__SHORT PROBLEM__
List all lines of the data containing the word "friends".

__RAW DATA__
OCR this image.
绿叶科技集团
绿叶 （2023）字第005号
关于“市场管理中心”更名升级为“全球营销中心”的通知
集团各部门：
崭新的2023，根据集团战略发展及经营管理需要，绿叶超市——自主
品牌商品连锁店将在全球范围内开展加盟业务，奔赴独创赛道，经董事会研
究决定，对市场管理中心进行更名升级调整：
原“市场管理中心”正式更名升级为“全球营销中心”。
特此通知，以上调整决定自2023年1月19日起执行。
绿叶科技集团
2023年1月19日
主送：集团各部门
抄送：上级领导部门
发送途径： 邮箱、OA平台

* * *

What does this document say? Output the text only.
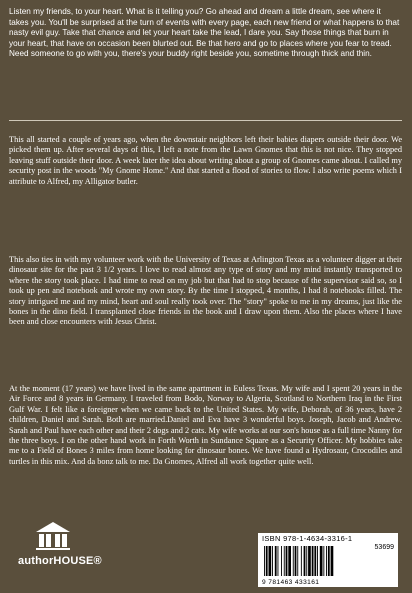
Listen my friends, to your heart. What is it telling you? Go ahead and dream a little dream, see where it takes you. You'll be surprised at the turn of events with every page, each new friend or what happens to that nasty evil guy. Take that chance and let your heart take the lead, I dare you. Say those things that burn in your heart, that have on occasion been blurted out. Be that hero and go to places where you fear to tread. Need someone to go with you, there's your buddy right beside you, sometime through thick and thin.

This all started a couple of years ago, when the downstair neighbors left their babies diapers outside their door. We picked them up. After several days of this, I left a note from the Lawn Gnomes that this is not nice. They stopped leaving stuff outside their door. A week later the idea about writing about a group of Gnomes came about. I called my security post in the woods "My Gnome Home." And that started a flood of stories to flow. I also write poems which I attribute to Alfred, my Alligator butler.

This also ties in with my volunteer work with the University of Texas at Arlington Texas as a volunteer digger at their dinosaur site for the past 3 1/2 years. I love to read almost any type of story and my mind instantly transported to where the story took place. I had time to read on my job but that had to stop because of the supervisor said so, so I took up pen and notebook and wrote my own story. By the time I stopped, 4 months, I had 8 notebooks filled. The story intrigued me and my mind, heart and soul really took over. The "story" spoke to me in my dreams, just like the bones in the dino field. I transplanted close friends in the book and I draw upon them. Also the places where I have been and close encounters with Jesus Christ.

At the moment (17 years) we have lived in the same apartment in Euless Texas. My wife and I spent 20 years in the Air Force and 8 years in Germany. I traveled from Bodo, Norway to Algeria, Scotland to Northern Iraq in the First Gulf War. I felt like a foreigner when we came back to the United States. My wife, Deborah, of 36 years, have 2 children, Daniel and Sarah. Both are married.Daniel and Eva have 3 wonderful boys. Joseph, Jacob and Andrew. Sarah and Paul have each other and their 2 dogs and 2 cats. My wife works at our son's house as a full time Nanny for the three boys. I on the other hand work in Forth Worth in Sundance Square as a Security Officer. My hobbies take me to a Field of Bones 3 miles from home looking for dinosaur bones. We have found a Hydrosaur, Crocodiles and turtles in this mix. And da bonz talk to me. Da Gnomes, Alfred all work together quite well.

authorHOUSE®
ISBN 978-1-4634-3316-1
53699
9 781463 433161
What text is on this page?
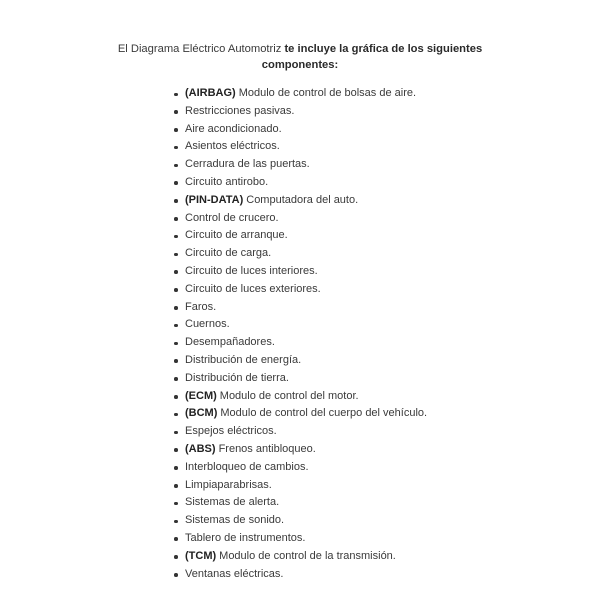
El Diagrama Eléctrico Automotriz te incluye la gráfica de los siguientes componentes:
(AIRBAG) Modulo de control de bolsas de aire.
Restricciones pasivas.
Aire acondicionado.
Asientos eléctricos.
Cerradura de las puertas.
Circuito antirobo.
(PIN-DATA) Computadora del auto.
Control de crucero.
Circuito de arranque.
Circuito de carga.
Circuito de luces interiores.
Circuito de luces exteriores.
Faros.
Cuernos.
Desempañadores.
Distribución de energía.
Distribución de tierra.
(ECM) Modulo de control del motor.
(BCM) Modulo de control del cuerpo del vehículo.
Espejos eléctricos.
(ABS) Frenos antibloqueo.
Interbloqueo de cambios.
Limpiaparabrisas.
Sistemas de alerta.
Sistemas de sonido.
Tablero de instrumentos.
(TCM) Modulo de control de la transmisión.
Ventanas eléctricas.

* * *

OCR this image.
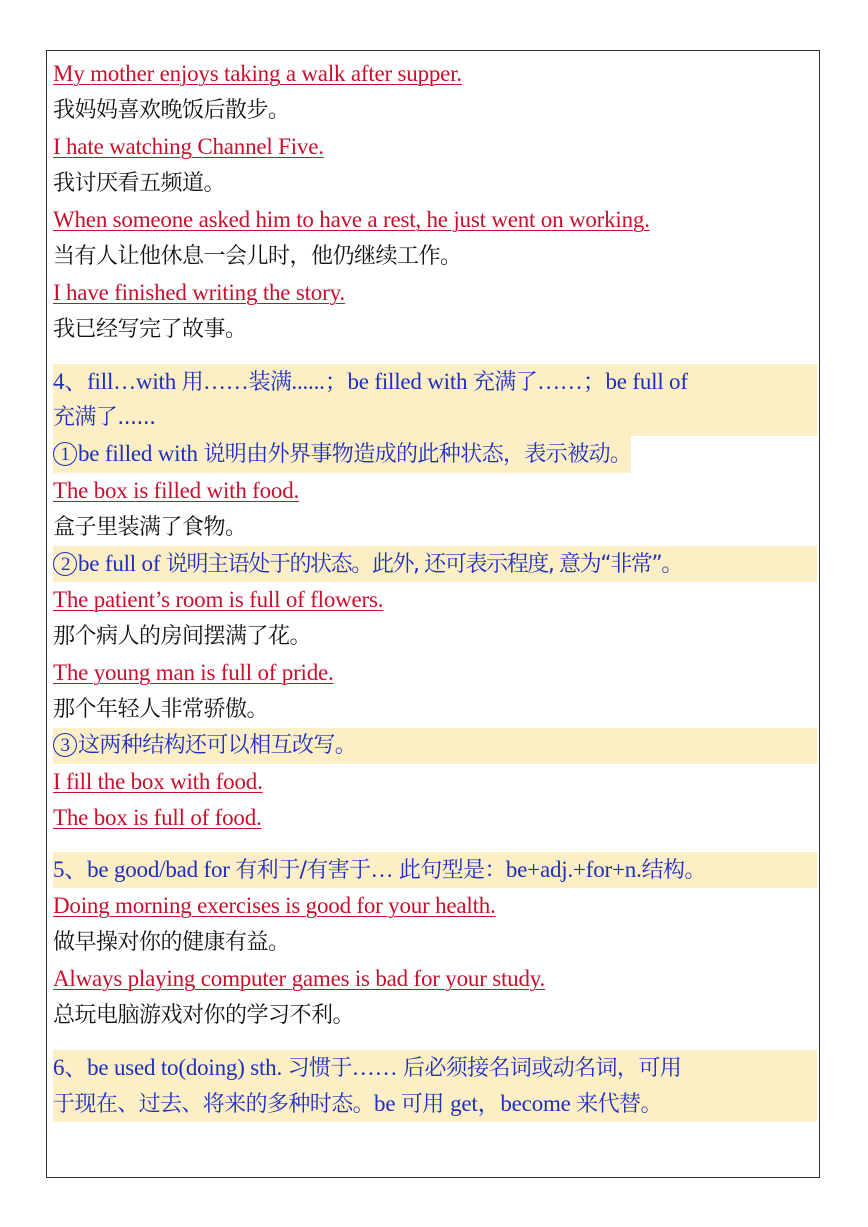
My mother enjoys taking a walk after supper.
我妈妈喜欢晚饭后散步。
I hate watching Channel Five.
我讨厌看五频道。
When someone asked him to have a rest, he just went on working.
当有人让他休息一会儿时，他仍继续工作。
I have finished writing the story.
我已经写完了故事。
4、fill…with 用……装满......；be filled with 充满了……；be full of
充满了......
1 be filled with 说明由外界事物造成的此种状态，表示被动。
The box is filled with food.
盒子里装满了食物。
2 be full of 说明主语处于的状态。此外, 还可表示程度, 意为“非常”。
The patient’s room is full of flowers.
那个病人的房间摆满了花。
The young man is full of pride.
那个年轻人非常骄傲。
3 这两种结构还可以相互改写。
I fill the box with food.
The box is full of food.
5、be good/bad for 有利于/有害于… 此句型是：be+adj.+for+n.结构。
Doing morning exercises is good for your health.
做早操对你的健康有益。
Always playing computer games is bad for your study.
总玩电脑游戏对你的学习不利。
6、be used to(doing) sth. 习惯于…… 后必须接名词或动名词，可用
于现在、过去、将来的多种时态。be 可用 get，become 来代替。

__OUTPUT FOR THIS EXERCISE__
Listen my friends, to your heart. What is it telling you? Go ahead and dream a little dream, see where it takes you. You'll be surprised at the turn of events with every page, each new friend or what happens to that nasty evil guy. Take that chance and let your heart take the lead, I dare you. Say those things that burn in your heart, that have on occasion been blurted out. Be that hero and go to places where you fear to tread. Need someone to go with you, there's your buddy right beside you, sometime through thick and thin.
This also ties in with my volunteer work with the University of Texas at Arlington Texas as a volunteer digger at their dinosaur site for the past 3 1/2 years. I love to read almost any type of story and my mind instantly transported to where the story took place. I had time to read on my job but that had to stop because of the supervisor said so, so I took up pen and notebook and wrote my own story. By the time I stopped, 4 months, I had 8 notebooks filled. The story intrigued me and my mind, heart and soul really took over. The "story" spoke to me in my dreams, just like the bones in the dino field. I transplanted close friends in the book and I draw upon them. Also the places where I have been and close encounters with Jesus Christ.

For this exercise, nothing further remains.